[Begin]
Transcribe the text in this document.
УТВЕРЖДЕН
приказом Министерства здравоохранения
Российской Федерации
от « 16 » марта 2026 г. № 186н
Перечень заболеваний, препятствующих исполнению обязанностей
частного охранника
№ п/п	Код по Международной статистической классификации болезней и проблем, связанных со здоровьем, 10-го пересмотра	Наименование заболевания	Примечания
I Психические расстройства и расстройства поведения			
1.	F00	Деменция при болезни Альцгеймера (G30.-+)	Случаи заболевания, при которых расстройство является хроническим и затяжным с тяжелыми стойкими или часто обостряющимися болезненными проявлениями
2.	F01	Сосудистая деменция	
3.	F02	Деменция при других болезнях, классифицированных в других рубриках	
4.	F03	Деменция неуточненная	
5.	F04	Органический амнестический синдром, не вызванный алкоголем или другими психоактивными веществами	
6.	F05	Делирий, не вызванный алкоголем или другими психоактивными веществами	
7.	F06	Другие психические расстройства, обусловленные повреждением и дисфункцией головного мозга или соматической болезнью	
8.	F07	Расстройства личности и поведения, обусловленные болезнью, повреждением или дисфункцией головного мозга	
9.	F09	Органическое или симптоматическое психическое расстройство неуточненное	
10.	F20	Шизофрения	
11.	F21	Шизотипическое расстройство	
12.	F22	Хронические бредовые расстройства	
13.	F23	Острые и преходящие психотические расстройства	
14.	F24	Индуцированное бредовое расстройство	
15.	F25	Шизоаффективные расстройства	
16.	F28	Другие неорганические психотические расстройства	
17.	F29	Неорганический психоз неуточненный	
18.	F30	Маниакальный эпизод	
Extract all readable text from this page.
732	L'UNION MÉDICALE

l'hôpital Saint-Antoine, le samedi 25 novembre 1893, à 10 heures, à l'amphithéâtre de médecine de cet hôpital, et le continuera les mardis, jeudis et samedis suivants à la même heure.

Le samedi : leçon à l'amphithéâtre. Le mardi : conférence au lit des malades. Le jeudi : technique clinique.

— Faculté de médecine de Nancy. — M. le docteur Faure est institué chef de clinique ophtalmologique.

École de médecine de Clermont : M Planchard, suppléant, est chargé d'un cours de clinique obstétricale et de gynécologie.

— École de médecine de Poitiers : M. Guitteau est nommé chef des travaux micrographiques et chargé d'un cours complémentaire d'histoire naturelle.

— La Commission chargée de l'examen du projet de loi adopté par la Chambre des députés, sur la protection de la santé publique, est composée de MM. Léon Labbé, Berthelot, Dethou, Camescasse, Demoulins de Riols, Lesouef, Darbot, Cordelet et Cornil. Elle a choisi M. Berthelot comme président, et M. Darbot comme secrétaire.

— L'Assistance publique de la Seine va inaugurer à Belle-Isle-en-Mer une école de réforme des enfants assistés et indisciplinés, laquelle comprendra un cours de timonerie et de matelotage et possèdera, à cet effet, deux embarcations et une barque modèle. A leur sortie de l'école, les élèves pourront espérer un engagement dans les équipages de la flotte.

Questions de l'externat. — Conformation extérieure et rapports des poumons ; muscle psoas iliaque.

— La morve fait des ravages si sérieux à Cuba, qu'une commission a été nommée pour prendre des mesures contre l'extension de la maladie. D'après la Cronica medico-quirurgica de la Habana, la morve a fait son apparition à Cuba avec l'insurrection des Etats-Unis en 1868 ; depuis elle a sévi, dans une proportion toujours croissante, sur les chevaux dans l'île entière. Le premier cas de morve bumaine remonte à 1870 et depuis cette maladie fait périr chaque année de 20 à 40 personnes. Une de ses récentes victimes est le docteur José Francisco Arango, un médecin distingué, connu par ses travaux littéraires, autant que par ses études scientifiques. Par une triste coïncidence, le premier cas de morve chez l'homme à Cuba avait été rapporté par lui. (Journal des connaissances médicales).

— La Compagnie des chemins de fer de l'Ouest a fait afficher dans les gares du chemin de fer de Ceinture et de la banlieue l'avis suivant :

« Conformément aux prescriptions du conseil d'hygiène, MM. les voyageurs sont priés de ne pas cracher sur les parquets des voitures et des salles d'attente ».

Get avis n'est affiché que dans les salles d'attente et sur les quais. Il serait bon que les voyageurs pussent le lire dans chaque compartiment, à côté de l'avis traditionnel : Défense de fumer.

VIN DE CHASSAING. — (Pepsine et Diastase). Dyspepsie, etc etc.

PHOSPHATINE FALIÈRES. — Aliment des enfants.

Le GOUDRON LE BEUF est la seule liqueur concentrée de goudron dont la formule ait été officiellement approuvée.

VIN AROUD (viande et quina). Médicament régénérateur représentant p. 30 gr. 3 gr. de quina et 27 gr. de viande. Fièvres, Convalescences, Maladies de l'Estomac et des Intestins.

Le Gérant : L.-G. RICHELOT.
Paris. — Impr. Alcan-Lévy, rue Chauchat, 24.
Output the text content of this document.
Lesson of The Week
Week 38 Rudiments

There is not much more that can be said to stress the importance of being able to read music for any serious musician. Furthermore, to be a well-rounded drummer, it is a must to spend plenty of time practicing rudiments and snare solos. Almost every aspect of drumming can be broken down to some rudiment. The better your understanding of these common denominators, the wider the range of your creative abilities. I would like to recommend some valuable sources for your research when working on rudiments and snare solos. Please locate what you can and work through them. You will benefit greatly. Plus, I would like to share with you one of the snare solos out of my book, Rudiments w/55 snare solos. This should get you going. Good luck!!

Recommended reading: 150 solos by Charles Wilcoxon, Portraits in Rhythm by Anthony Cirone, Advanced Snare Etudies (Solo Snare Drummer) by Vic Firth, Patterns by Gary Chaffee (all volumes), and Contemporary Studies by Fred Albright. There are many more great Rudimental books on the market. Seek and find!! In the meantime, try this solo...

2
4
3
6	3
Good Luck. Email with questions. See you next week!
[End]
SET EXERCISE |
Print back all the lines verbatim.

RESPONSE TO THIS EXERCISE |
Transcribe the text in this document.
УТВЕРЖДЕН
приказом Министерства здравоохранения
Российской Федерации
от « 16 » марта 2026 г. № 186н
Перечень заболеваний, препятствующих исполнению обязанностей
частного охранника
№ п/п	Код по Международной статистической классификации болезней и проблем, связанных со здоровьем, 10-го пересмотра	Наименование заболевания	Примечания
I Психические расстройства и расстройства поведения			
1.	F00	Деменция при болезни Альцгеймера (G30.-+)	Случаи заболевания, при которых расстройство является хроническим и затяжным с тяжелыми стойкими или часто обостряющимися болезненными проявлениями
2.	F01	Сосудистая деменция	
3.	F02	Деменция при других болезнях, классифицированных в других рубриках	
4.	F03	Деменция неуточненная	
5.	F04	Органический амнестический синдром, не вызванный алкоголем или другими психоактивными веществами	
6.	F05	Делирий, не вызванный алкоголем или другими психоактивными веществами	
7.	F06	Другие психические расстройства, обусловленные повреждением и дисфункцией головного мозга или соматической болезнью	
8.	F07	Расстройства личности и поведения, обусловленные болезнью, повреждением или дисфункцией головного мозга	
9.	F09	Органическое или симптоматическое психическое расстройство неуточненное	
10.	F20	Шизофрения	
11.	F21	Шизотипическое расстройство	
12.	F22	Хронические бредовые расстройства	
13.	F23	Острые и преходящие психотические расстройства	
14.	F24	Индуцированное бредовое расстройство	
15.	F25	Шизоаффективные расстройства	
16.	F28	Другие неорганические психотические расстройства	
17.	F29	Неорганический психоз неуточненный	
18.	F30	Маниакальный эпизод	
Extract all readable text from this page.
732	L'UNION MÉDICALE

l'hôpital Saint-Antoine, le samedi 25 novembre 1893, à 10 heures, à l'amphithéâtre de médecine de cet hôpital, et le continuera les mardis, jeudis et samedis suivants à la même heure.

Le samedi : leçon à l'amphithéâtre. Le mardi : conférence au lit des malades. Le jeudi : technique clinique.

— Faculté de médecine de Nancy. — M. le docteur Faure est institué chef de clinique ophtalmologique.

École de médecine de Clermont : M Planchard, suppléant, est chargé d'un cours de clinique obstétricale et de gynécologie.

— École de médecine de Poitiers : M. Guitteau est nommé chef des travaux micrographiques et chargé d'un cours complémentaire d'histoire naturelle.

— La Commission chargée de l'examen du projet de loi adopté par la Chambre des députés, sur la protection de la santé publique, est composée de MM. Léon Labbé, Berthelot, Dethou, Camescasse, Demoulins de Riols, Lesouef, Darbot, Cordelet et Cornil. Elle a choisi M. Berthelot comme président, et M. Darbot comme secrétaire.

— L'Assistance publique de la Seine va inaugurer à Belle-Isle-en-Mer une école de réforme des enfants assistés et indisciplinés, laquelle comprendra un cours de timonerie et de matelotage et possèdera, à cet effet, deux embarcations et une barque modèle. A leur sortie de l'école, les élèves pourront espérer un engagement dans les équipages de la flotte.

Questions de l'externat. — Conformation extérieure et rapports des poumons ; muscle psoas iliaque.

— La morve fait des ravages si sérieux à Cuba, qu'une commission a été nommée pour prendre des mesures contre l'extension de la maladie. D'après la Cronica medico-quirurgica de la Habana, la morve a fait son apparition à Cuba avec l'insurrection des Etats-Unis en 1868 ; depuis elle a sévi, dans une proportion toujours croissante, sur les chevaux dans l'île entière. Le premier cas de morve bumaine remonte à 1870 et depuis cette maladie fait périr chaque année de 20 à 40 personnes. Une de ses récentes victimes est le docteur José Francisco Arango, un médecin distingué, connu par ses travaux littéraires, autant que par ses études scientifiques. Par une triste coïncidence, le premier cas de morve chez l'homme à Cuba avait été rapporté par lui. (Journal des connaissances médicales).

— La Compagnie des chemins de fer de l'Ouest a fait afficher dans les gares du chemin de fer de Ceinture et de la banlieue l'avis suivant :

« Conformément aux prescriptions du conseil d'hygiène, MM. les voyageurs sont priés de ne pas cracher sur les parquets des voitures et des salles d'attente ».

Get avis n'est affiché que dans les salles d'attente et sur les quais. Il serait bon que les voyageurs pussent le lire dans chaque compartiment, à côté de l'avis traditionnel : Défense de fumer.

VIN DE CHASSAING. — (Pepsine et Diastase). Dyspepsie, etc etc.

PHOSPHATINE FALIÈRES. — Aliment des enfants.

Le GOUDRON LE BEUF est la seule liqueur concentrée de goudron dont la formule ait été officiellement approuvée.

VIN AROUD (viande et quina). Médicament régénérateur représentant p. 30 gr. 3 gr. de quina et 27 gr. de viande. Fièvres, Convalescences, Maladies de l'Estomac et des Intestins.

Le Gérant : L.-G. RICHELOT.
Paris. — Impr. Alcan-Lévy, rue Chauchat, 24.
Output the text content of this document.
Lesson of The Week
Week 38 Rudiments

There is not much more that can be said to stress the importance of being able to read music for any serious musician. Furthermore, to be a well-rounded drummer, it is a must to spend plenty of time practicing rudiments and snare solos. Almost every aspect of drumming can be broken down to some rudiment. The better your understanding of these common denominators, the wider the range of your creative abilities. I would like to recommend some valuable sources for your research when working on rudiments and snare solos. Please locate what you can and work through them. You will benefit greatly. Plus, I would like to share with you one of the snare solos out of my book, Rudiments w/55 snare solos. This should get you going. Good luck!!

Recommended reading: 150 solos by Charles Wilcoxon, Portraits in Rhythm by Anthony Cirone, Advanced Snare Etudies (Solo Snare Drummer) by Vic Firth, Patterns by Gary Chaffee (all volumes), and Contemporary Studies by Fred Albright. There are many more great Rudimental books on the market. Seek and find!! In the meantime, try this solo...

2
4
3
6	3
Good Luck. Email with questions. See you next week!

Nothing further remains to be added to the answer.